The problem> Filter this material down to the lines that hold "的倍数有", copying each one.

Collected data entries
◆ ◆ ◆ ◆

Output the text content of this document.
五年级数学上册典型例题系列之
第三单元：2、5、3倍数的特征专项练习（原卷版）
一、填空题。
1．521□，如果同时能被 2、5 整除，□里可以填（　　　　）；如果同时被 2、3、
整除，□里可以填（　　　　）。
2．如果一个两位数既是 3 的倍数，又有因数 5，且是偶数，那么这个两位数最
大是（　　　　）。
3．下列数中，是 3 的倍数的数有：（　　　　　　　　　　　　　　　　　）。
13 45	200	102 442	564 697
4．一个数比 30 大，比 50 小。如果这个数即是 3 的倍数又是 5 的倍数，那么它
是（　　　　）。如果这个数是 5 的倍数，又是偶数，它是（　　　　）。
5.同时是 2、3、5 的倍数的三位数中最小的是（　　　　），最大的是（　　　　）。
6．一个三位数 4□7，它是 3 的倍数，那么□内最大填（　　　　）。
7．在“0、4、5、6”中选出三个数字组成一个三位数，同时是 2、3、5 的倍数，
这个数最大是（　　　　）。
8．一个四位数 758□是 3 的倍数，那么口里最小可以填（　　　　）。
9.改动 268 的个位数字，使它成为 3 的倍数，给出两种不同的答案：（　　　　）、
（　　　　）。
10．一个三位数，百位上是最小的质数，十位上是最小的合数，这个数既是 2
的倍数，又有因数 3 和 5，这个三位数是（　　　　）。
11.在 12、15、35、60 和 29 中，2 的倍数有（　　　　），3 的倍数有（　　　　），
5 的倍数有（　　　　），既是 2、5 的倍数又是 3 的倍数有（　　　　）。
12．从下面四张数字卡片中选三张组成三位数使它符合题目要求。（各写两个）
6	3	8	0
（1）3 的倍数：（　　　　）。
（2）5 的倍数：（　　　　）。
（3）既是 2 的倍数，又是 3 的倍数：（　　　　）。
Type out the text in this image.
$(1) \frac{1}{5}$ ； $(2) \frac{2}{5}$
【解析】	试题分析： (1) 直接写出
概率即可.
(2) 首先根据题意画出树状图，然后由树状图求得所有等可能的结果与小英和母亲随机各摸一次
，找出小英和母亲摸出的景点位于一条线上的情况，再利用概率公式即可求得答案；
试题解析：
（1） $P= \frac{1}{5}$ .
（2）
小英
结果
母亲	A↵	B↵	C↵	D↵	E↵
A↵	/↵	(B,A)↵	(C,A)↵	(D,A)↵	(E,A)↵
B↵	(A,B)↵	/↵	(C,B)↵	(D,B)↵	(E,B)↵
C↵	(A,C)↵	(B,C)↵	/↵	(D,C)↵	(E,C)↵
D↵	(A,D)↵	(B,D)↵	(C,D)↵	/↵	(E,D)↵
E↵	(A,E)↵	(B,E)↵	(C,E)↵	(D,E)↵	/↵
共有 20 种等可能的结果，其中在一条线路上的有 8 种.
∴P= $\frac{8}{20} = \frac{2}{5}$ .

◆ ◆ ◆ ◆

Exercise response>
11.在 12、15、35、60 和 29 中，2 的倍数有（　　　　），3 的倍数有（　　　　），
5 的倍数有（　　　　），既是 2、5 的倍数又是 3 的倍数有（　　　　）。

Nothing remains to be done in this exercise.